[Start Provided information]

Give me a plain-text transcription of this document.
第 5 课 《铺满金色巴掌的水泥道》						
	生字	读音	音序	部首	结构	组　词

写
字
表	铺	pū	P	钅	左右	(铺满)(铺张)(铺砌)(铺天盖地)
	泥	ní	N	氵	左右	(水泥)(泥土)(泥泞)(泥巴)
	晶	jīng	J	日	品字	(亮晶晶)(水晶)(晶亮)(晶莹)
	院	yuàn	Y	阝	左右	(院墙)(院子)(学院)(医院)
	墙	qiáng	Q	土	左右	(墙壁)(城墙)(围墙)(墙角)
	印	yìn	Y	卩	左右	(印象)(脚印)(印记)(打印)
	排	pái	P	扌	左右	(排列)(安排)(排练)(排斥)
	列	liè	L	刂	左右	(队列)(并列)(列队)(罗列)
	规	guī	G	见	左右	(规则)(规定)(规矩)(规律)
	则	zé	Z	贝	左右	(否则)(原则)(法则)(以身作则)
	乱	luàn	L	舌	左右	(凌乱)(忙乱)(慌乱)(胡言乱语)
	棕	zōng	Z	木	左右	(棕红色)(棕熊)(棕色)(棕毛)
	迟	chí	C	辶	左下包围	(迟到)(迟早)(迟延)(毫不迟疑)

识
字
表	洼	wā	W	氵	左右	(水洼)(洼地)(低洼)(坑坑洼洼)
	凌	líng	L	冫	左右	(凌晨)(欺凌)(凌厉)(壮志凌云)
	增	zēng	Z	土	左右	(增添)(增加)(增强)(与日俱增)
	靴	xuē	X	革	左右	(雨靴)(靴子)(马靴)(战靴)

[End Provided information]

| Stated problem |
Return all of the entries exactly as written.

| Exercise response |
Give me a plain-text transcription of this document.
第 5 课 《铺满金色巴掌的水泥道》						
	生字	读音	音序	部首	结构	组　词

写
字
表	铺	pū	P	钅	左右	(铺满)(铺张)(铺砌)(铺天盖地)
	泥	ní	N	氵	左右	(水泥)(泥土)(泥泞)(泥巴)
	晶	jīng	J	日	品字	(亮晶晶)(水晶)(晶亮)(晶莹)
	院	yuàn	Y	阝	左右	(院墙)(院子)(学院)(医院)
	墙	qiáng	Q	土	左右	(墙壁)(城墙)(围墙)(墙角)
	印	yìn	Y	卩	左右	(印象)(脚印)(印记)(打印)
	排	pái	P	扌	左右	(排列)(安排)(排练)(排斥)
	列	liè	L	刂	左右	(队列)(并列)(列队)(罗列)
	规	guī	G	见	左右	(规则)(规定)(规矩)(规律)
	则	zé	Z	贝	左右	(否则)(原则)(法则)(以身作则)
	乱	luàn	L	舌	左右	(凌乱)(忙乱)(慌乱)(胡言乱语)
	棕	zōng	Z	木	左右	(棕红色)(棕熊)(棕色)(棕毛)
	迟	chí	C	辶	左下包围	(迟到)(迟早)(迟延)(毫不迟疑)

识
字
表	洼	wā	W	氵	左右	(水洼)(洼地)(低洼)(坑坑洼洼)
	凌	líng	L	冫	左右	(凌晨)(欺凌)(凌厉)(壮志凌云)
	增	zēng	Z	土	左右	(增添)(增加)(增强)(与日俱增)
	靴	xuē	X	革	左右	(雨靴)(靴子)(马靴)(战靴)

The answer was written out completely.